Exercise details: Output the entries below exactly as written, omitting pictures.

** Start of Dataset rows **

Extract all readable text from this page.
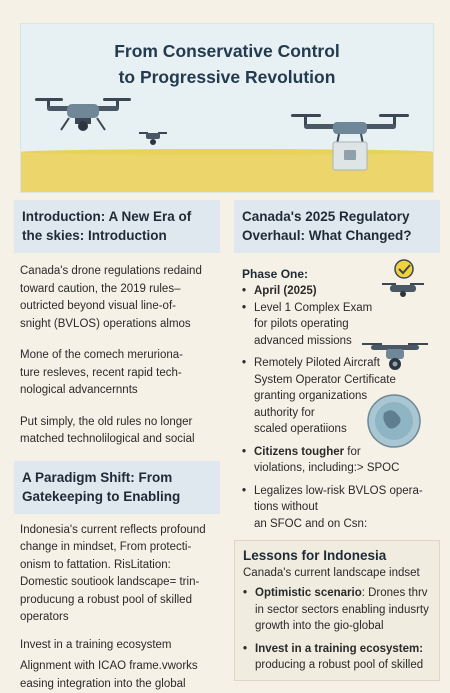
From Conservative Control
to Progressive Revolution
Introduction: A New Era of the skies: Introduction

Canada's drone regulations redaind
toward caution, the 2019 rules–
outricted beyond visual line-of-
snight (BVLOS) operations almos

Mone of the comech meruriona-
ture resleves, recent rapid tech-
nological advancernnts

Put simply, the old rules no longer
matched technolilogical and social

A Paradigm Shift: From Gatekeeping to Enabling

Indonesia's current reflects profound
change in mindset, From protecti-
onism to fattation. RisLitation:
Domestic soutiook landscape= trin-
producung a robust pool of skilled
operators

Invest in a training ecosystem

Alignment with ICAO frame.vworks
easing integration into the global

Canada's 2025 Regulatory Overhaul: What Changed?
Phase One:

• April (2025)

• Level 1 Complex Exam
for pilots operating
advanced missions

• Remotely Piloted Aircraft
System Operator Certificate
granting organizations
authority for
scaled operatiions

• Citizens tougher for
violations, including:> SPOC

• Legalizes low-risk BVLOS opera-
tions without
an SFOC and on Csn:

Lessons for Indonesia
Canada's current landscape indset

• Optimistic scenario: Drones thrv
in sector sectors enabling indusrty
growth into the gio-global

• Invest in a training ecosystem:
producing a robust pool of skilled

** End of Dataset rows **

Solution for this problem:
Extract all readable text from this page.
From Conservative Control
to Progressive Revolution
Introduction: A New Era of the skies: Introduction

Canada's drone regulations redaind
toward caution, the 2019 rules–
outricted beyond visual line-of-
snight (BVLOS) operations almos

Mone of the comech meruriona-
ture resleves, recent rapid tech-
nological advancernnts

Put simply, the old rules no longer
matched technolilogical and social

A Paradigm Shift: From Gatekeeping to Enabling

Indonesia's current reflects profound
change in mindset, From protecti-
onism to fattation. RisLitation:
Domestic soutiook landscape= trin-
producung a robust pool of skilled
operators

Invest in a training ecosystem

Alignment with ICAO frame.vworks
easing integration into the global

Canada's 2025 Regulatory Overhaul: What Changed?
Phase One:

• April (2025)

• Level 1 Complex Exam
for pilots operating
advanced missions

• Remotely Piloted Aircraft
System Operator Certificate
granting organizations
authority for
scaled operatiions

• Citizens tougher for
violations, including:> SPOC

• Legalizes low-risk BVLOS opera-
tions without
an SFOC and on Csn:

Lessons for Indonesia
Canada's current landscape indset

• Optimistic scenario: Drones thrv
in sector sectors enabling indusrty
growth into the gio-global

• Invest in a training ecosystem:
producing a robust pool of skilled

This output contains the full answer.